WHAT IS ASKED
Quote the records beneath, complete and exact. Leave out images.

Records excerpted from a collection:

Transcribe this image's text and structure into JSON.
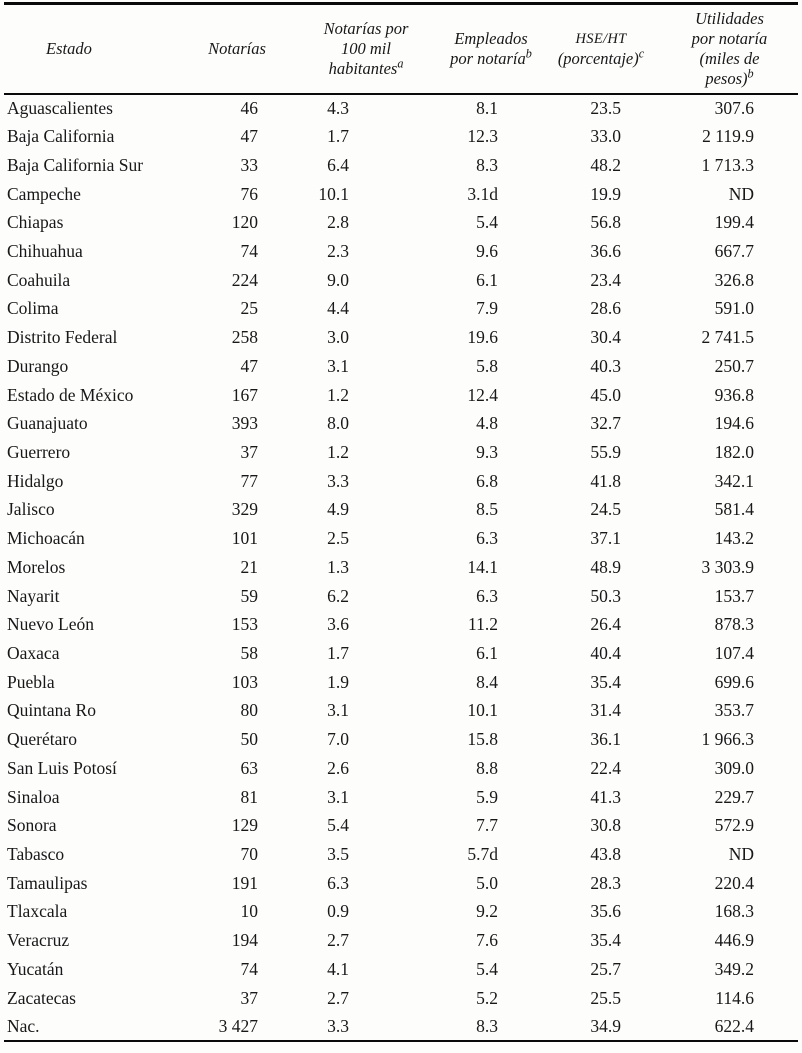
{
  "table": {
    "columns": [
      {
        "id": "estado",
        "lines": [
          "Estado"
        ],
        "sup": ""
      },
      {
        "id": "notarias",
        "lines": [
          "Notarías"
        ],
        "sup": ""
      },
      {
        "id": "notarias-100k",
        "lines": [
          "Notarías por",
          "100 mil",
          "habitantes"
        ],
        "sup": "a"
      },
      {
        "id": "empleados",
        "lines": [
          "Empleados",
          "por notaría"
        ],
        "sup": "b"
      },
      {
        "id": "hse-ht",
        "lines": [
          "HSE/HT",
          "(porcentaje)"
        ],
        "sup": "c"
      },
      {
        "id": "utilidades",
        "lines": [
          "Utilidades",
          "por notaría",
          "(miles de",
          "pesos)"
        ],
        "sup": "b"
      }
    ],
    "rows": [
      [
        "Aguascalientes",
        "46",
        "4.3",
        "8.1",
        "23.5",
        "307.6"
      ],
      [
        "Baja California",
        "47",
        "1.7",
        "12.3",
        "33.0",
        "2 119.9"
      ],
      [
        "Baja California Sur",
        "33",
        "6.4",
        "8.3",
        "48.2",
        "1 713.3"
      ],
      [
        "Campeche",
        "76",
        "10.1",
        "3.1d",
        "19.9",
        "ND"
      ],
      [
        "Chiapas",
        "120",
        "2.8",
        "5.4",
        "56.8",
        "199.4"
      ],
      [
        "Chihuahua",
        "74",
        "2.3",
        "9.6",
        "36.6",
        "667.7"
      ],
      [
        "Coahuila",
        "224",
        "9.0",
        "6.1",
        "23.4",
        "326.8"
      ],
      [
        "Colima",
        "25",
        "4.4",
        "7.9",
        "28.6",
        "591.0"
      ],
      [
        "Distrito Federal",
        "258",
        "3.0",
        "19.6",
        "30.4",
        "2 741.5"
      ],
      [
        "Durango",
        "47",
        "3.1",
        "5.8",
        "40.3",
        "250.7"
      ],
      [
        "Estado de México",
        "167",
        "1.2",
        "12.4",
        "45.0",
        "936.8"
      ],
      [
        "Guanajuato",
        "393",
        "8.0",
        "4.8",
        "32.7",
        "194.6"
      ],
      [
        "Guerrero",
        "37",
        "1.2",
        "9.3",
        "55.9",
        "182.0"
      ],
      [
        "Hidalgo",
        "77",
        "3.3",
        "6.8",
        "41.8",
        "342.1"
      ],
      [
        "Jalisco",
        "329",
        "4.9",
        "8.5",
        "24.5",
        "581.4"
      ],
      [
        "Michoacán",
        "101",
        "2.5",
        "6.3",
        "37.1",
        "143.2"
      ],
      [
        "Morelos",
        "21",
        "1.3",
        "14.1",
        "48.9",
        "3 303.9"
      ],
      [
        "Nayarit",
        "59",
        "6.2",
        "6.3",
        "50.3",
        "153.7"
      ],
      [
        "Nuevo León",
        "153",
        "3.6",
        "11.2",
        "26.4",
        "878.3"
      ],
      [
        "Oaxaca",
        "58",
        "1.7",
        "6.1",
        "40.4",
        "107.4"
      ],
      [
        "Puebla",
        "103",
        "1.9",
        "8.4",
        "35.4",
        "699.6"
      ],
      [
        "Quintana Ro",
        "80",
        "3.1",
        "10.1",
        "31.4",
        "353.7"
      ],
      [
        "Querétaro",
        "50",
        "7.0",
        "15.8",
        "36.1",
        "1 966.3"
      ],
      [
        "San Luis Potosí",
        "63",
        "2.6",
        "8.8",
        "22.4",
        "309.0"
      ],
      [
        "Sinaloa",
        "81",
        "3.1",
        "5.9",
        "41.3",
        "229.7"
      ],
      [
        "Sonora",
        "129",
        "5.4",
        "7.7",
        "30.8",
        "572.9"
      ],
      [
        "Tabasco",
        "70",
        "3.5",
        "5.7d",
        "43.8",
        "ND"
      ],
      [
        "Tamaulipas",
        "191",
        "6.3",
        "5.0",
        "28.3",
        "220.4"
      ],
      [
        "Tlaxcala",
        "10",
        "0.9",
        "9.2",
        "35.6",
        "168.3"
      ],
      [
        "Veracruz",
        "194",
        "2.7",
        "7.6",
        "35.4",
        "446.9"
      ],
      [
        "Yucatán",
        "74",
        "4.1",
        "5.4",
        "25.7",
        "349.2"
      ],
      [
        "Zacatecas",
        "37",
        "2.7",
        "5.2",
        "25.5",
        "114.6"
      ],
      [
        "Nac.",
        "3 427",
        "3.3",
        "8.3",
        "34.9",
        "622.4"
      ]
    ]
  }
}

THE RESULT
Transcribe this image's text and structure into JSON.
{
  "table": {
    "columns": [
      {
        "id": "estado",
        "lines": [
          "Estado"
        ],
        "sup": ""
      },
      {
        "id": "notarias",
        "lines": [
          "Notarías"
        ],
        "sup": ""
      },
      {
        "id": "notarias-100k",
        "lines": [
          "Notarías por",
          "100 mil",
          "habitantes"
        ],
        "sup": "a"
      },
      {
        "id": "empleados",
        "lines": [
          "Empleados",
          "por notaría"
        ],
        "sup": "b"
      },
      {
        "id": "hse-ht",
        "lines": [
          "HSE/HT",
          "(porcentaje)"
        ],
        "sup": "c"
      },
      {
        "id": "utilidades",
        "lines": [
          "Utilidades",
          "por notaría",
          "(miles de",
          "pesos)"
        ],
        "sup": "b"
      }
    ],
    "rows": [
      [
        "Aguascalientes",
        "46",
        "4.3",
        "8.1",
        "23.5",
        "307.6"
      ],
      [
        "Baja California",
        "47",
        "1.7",
        "12.3",
        "33.0",
        "2 119.9"
      ],
      [
        "Baja California Sur",
        "33",
        "6.4",
        "8.3",
        "48.2",
        "1 713.3"
      ],
      [
        "Campeche",
        "76",
        "10.1",
        "3.1d",
        "19.9",
        "ND"
      ],
      [
        "Chiapas",
        "120",
        "2.8",
        "5.4",
        "56.8",
        "199.4"
      ],
      [
        "Chihuahua",
        "74",
        "2.3",
        "9.6",
        "36.6",
        "667.7"
      ],
      [
        "Coahuila",
        "224",
        "9.0",
        "6.1",
        "23.4",
        "326.8"
      ],
      [
        "Colima",
        "25",
        "4.4",
        "7.9",
        "28.6",
        "591.0"
      ],
      [
        "Distrito Federal",
        "258",
        "3.0",
        "19.6",
        "30.4",
        "2 741.5"
      ],
      [
        "Durango",
        "47",
        "3.1",
        "5.8",
        "40.3",
        "250.7"
      ],
      [
        "Estado de México",
        "167",
        "1.2",
        "12.4",
        "45.0",
        "936.8"
      ],
      [
        "Guanajuato",
        "393",
        "8.0",
        "4.8",
        "32.7",
        "194.6"
      ],
      [
        "Guerrero",
        "37",
        "1.2",
        "9.3",
        "55.9",
        "182.0"
      ],
      [
        "Hidalgo",
        "77",
        "3.3",
        "6.8",
        "41.8",
        "342.1"
      ],
      [
        "Jalisco",
        "329",
        "4.9",
        "8.5",
        "24.5",
        "581.4"
      ],
      [
        "Michoacán",
        "101",
        "2.5",
        "6.3",
        "37.1",
        "143.2"
      ],
      [
        "Morelos",
        "21",
        "1.3",
        "14.1",
        "48.9",
        "3 303.9"
      ],
      [
        "Nayarit",
        "59",
        "6.2",
        "6.3",
        "50.3",
        "153.7"
      ],
      [
        "Nuevo León",
        "153",
        "3.6",
        "11.2",
        "26.4",
        "878.3"
      ],
      [
        "Oaxaca",
        "58",
        "1.7",
        "6.1",
        "40.4",
        "107.4"
      ],
      [
        "Puebla",
        "103",
        "1.9",
        "8.4",
        "35.4",
        "699.6"
      ],
      [
        "Quintana Ro",
        "80",
        "3.1",
        "10.1",
        "31.4",
        "353.7"
      ],
      [
        "Querétaro",
        "50",
        "7.0",
        "15.8",
        "36.1",
        "1 966.3"
      ],
      [
        "San Luis Potosí",
        "63",
        "2.6",
        "8.8",
        "22.4",
        "309.0"
      ],
      [
        "Sinaloa",
        "81",
        "3.1",
        "5.9",
        "41.3",
        "229.7"
      ],
      [
        "Sonora",
        "129",
        "5.4",
        "7.7",
        "30.8",
        "572.9"
      ],
      [
        "Tabasco",
        "70",
        "3.5",
        "5.7d",
        "43.8",
        "ND"
      ],
      [
        "Tamaulipas",
        "191",
        "6.3",
        "5.0",
        "28.3",
        "220.4"
      ],
      [
        "Tlaxcala",
        "10",
        "0.9",
        "9.2",
        "35.6",
        "168.3"
      ],
      [
        "Veracruz",
        "194",
        "2.7",
        "7.6",
        "35.4",
        "446.9"
      ],
      [
        "Yucatán",
        "74",
        "4.1",
        "5.4",
        "25.7",
        "349.2"
      ],
      [
        "Zacatecas",
        "37",
        "2.7",
        "5.2",
        "25.5",
        "114.6"
      ],
      [
        "Nac.",
        "3 427",
        "3.3",
        "8.3",
        "34.9",
        "622.4"
      ]
    ]
  }
}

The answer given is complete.